= SUPPLIED DATA =
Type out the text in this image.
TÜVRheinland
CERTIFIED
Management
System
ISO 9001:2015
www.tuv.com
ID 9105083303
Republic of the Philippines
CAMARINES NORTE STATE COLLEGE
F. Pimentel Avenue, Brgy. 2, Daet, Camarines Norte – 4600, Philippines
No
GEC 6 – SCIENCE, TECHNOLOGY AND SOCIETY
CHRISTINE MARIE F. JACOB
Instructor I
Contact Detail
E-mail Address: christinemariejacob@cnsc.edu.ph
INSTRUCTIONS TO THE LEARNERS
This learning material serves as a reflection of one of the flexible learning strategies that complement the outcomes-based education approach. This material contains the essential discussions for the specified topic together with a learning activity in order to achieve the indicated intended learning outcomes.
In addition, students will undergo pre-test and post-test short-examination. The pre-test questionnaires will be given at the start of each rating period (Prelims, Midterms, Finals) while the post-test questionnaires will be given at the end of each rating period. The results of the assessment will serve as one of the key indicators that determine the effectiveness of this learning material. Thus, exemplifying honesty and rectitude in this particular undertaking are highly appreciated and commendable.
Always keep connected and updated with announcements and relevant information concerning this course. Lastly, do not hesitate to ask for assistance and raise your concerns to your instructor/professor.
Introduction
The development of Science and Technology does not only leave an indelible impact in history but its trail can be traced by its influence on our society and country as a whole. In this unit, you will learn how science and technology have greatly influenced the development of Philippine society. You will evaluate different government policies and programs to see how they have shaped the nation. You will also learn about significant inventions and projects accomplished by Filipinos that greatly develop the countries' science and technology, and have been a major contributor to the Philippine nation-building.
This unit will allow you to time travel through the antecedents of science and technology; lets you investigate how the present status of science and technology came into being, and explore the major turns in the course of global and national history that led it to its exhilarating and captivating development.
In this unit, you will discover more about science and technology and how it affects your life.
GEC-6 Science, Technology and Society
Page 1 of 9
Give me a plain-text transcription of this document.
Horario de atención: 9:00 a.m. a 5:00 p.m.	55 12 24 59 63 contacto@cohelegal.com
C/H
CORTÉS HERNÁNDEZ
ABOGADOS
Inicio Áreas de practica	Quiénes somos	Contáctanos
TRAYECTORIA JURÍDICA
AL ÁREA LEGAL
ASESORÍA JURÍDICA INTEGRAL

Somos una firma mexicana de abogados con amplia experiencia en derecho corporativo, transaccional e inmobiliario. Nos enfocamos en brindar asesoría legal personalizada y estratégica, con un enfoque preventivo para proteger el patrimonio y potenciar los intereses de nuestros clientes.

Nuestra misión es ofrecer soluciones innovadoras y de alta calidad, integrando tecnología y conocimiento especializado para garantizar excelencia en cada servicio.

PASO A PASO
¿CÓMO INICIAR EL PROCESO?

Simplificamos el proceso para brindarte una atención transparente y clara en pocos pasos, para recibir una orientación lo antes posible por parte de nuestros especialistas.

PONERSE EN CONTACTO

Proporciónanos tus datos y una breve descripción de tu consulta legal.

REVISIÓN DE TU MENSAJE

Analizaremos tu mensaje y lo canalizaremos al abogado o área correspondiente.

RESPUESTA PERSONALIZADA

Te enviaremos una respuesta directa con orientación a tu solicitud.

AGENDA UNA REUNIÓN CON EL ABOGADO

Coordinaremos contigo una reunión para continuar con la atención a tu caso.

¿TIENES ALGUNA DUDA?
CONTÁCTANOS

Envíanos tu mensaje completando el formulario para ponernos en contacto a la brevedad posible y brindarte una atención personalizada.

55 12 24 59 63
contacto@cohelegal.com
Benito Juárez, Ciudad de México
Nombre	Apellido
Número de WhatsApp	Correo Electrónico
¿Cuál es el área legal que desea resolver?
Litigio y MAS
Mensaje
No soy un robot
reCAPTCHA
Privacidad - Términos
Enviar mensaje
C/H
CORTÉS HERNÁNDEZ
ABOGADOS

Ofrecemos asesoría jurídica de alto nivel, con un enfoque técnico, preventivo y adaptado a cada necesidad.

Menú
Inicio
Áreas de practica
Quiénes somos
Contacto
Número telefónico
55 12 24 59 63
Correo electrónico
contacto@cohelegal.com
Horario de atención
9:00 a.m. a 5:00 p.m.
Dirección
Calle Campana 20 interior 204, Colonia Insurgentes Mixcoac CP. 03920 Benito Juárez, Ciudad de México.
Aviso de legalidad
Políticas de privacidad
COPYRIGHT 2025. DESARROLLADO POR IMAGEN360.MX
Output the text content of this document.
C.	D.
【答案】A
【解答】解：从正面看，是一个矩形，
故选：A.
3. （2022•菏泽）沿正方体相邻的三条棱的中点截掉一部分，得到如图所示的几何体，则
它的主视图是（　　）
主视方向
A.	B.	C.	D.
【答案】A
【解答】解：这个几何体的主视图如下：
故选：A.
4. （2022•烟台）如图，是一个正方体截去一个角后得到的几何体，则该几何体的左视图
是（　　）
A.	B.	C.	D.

= WRITTEN PROBLEM =
Output only the lines from the one holding "Output the text content of this document." through the last line above, exactly as they appear.

= EXPECTED OUTPUT =
Output the text content of this document.
C.	D.
【答案】A
【解答】解：从正面看，是一个矩形，
故选：A.
3. （2022•菏泽）沿正方体相邻的三条棱的中点截掉一部分，得到如图所示的几何体，则
它的主视图是（　　）
主视方向
A.	B.	C.	D.
【答案】A
【解答】解：这个几何体的主视图如下：
故选：A.
4. （2022•烟台）如图，是一个正方体截去一个角后得到的几何体，则该几何体的左视图
是（　　）
A.	B.	C.	D.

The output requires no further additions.